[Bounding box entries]
────

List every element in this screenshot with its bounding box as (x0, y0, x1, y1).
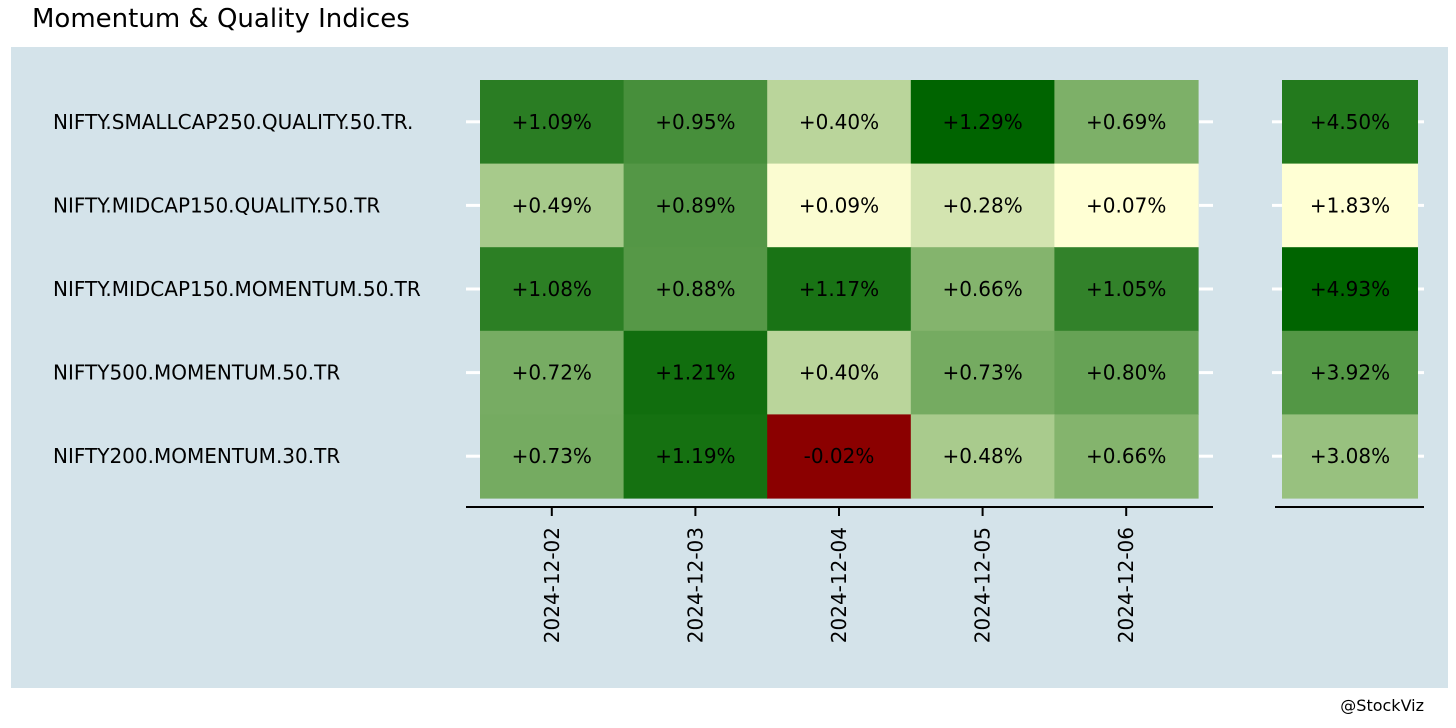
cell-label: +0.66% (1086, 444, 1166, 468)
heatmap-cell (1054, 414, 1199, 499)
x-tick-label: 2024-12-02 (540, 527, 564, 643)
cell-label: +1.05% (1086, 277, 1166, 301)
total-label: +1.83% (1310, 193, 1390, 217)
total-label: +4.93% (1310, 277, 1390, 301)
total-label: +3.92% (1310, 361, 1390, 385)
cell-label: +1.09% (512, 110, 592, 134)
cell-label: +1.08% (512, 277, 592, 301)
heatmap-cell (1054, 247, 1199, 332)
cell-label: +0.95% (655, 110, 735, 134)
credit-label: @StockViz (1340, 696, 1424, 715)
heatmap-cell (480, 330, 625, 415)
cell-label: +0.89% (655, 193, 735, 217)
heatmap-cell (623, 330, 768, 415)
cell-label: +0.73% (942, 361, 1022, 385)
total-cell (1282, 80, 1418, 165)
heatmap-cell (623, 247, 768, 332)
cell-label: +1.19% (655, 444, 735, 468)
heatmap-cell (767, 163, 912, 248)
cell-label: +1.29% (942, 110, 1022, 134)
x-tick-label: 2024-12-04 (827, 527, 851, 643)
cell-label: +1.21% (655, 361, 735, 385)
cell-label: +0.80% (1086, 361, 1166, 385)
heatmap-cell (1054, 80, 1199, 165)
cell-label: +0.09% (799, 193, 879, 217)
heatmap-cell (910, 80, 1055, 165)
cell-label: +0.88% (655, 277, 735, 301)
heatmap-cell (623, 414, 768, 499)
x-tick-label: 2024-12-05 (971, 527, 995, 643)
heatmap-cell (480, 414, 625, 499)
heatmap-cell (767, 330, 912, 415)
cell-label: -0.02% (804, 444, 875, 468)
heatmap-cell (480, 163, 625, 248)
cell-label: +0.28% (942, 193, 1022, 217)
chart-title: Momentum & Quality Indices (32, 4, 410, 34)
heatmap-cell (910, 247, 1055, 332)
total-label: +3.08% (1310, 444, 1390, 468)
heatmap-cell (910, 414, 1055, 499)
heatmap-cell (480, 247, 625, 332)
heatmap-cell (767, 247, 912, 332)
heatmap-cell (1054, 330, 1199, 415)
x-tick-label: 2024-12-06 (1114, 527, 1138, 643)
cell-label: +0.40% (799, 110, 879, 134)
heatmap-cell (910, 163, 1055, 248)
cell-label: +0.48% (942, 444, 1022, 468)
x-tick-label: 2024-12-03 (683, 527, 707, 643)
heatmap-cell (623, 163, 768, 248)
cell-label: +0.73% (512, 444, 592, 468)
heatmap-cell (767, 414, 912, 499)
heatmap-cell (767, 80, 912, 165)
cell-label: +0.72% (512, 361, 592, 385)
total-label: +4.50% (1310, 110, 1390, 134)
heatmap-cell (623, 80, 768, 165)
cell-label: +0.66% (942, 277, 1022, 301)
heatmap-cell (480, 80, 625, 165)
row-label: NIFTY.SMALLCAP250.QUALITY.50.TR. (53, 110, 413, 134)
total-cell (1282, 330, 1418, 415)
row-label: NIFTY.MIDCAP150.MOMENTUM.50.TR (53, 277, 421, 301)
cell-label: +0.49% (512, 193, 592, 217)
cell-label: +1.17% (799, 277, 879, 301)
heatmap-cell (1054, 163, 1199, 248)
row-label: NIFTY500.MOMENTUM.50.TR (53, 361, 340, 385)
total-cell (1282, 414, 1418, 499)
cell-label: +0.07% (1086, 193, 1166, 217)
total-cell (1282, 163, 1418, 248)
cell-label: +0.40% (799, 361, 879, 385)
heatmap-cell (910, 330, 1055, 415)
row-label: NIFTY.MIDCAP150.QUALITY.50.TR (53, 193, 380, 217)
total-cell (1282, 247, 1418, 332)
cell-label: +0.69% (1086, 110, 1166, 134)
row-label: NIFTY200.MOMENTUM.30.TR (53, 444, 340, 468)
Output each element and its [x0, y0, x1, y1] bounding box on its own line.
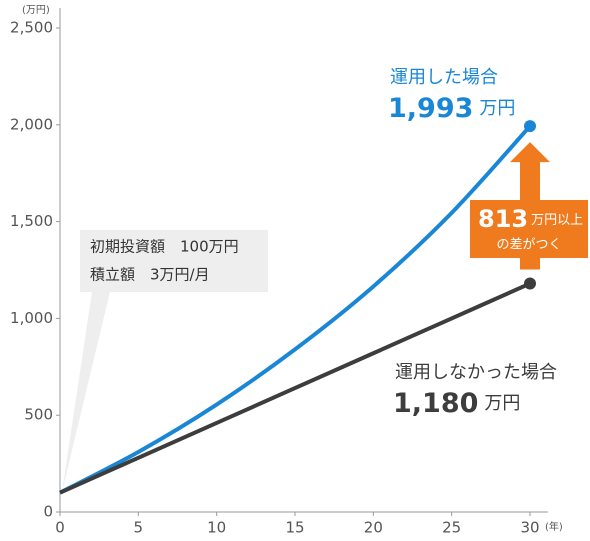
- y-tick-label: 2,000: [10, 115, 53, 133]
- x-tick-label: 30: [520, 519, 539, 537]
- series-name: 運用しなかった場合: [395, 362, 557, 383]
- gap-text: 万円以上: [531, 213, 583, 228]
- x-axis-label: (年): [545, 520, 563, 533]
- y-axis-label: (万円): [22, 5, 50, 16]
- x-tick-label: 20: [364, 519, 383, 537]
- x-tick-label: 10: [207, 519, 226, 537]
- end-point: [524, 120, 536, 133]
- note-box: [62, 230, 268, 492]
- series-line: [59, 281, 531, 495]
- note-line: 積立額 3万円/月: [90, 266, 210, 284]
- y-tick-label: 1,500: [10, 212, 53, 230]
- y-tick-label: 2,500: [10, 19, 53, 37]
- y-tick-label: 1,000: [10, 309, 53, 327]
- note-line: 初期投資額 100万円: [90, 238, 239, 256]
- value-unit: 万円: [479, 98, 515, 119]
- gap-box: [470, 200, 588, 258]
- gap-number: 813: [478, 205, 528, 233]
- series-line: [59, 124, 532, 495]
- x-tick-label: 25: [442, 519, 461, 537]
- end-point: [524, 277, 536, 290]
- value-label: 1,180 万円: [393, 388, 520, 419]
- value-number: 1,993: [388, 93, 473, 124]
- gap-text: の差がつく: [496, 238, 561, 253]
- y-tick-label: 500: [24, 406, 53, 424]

────

## [PROBLEM]
Copy out every line from the one containing "- y-tick-label: 2,000: [10, 115, 53, 133]" up to and including the last line of the entries, keeping each character unchanged.

## [EXERCISE RESPONSE]
- y-tick-label: 2,000: [10, 115, 53, 133]
- x-tick-label: 30: [520, 519, 539, 537]
- series-name: 運用しなかった場合: [395, 362, 557, 383]
- gap-text: 万円以上: [531, 213, 583, 228]
- x-axis-label: (年): [545, 520, 563, 533]
- y-axis-label: (万円): [22, 5, 50, 16]
- x-tick-label: 20: [364, 519, 383, 537]
- x-tick-label: 10: [207, 519, 226, 537]
- end-point: [524, 120, 536, 133]
- note-box: [62, 230, 268, 492]
- series-line: [59, 281, 531, 495]
- note-line: 積立額 3万円/月: [90, 266, 210, 284]
- y-tick-label: 1,500: [10, 212, 53, 230]
- y-tick-label: 2,500: [10, 19, 53, 37]
- y-tick-label: 1,000: [10, 309, 53, 327]
- note-line: 初期投資額 100万円: [90, 238, 239, 256]
- value-unit: 万円: [479, 98, 515, 119]
- gap-box: [470, 200, 588, 258]
- gap-number: 813: [478, 205, 528, 233]
- series-line: [59, 124, 532, 495]
- x-tick-label: 25: [442, 519, 461, 537]
- end-point: [524, 277, 536, 290]
- value-label: 1,180 万円: [393, 388, 520, 419]
- value-number: 1,993: [388, 93, 473, 124]
- gap-text: の差がつく: [496, 238, 561, 253]
- y-tick-label: 500: [24, 406, 53, 424]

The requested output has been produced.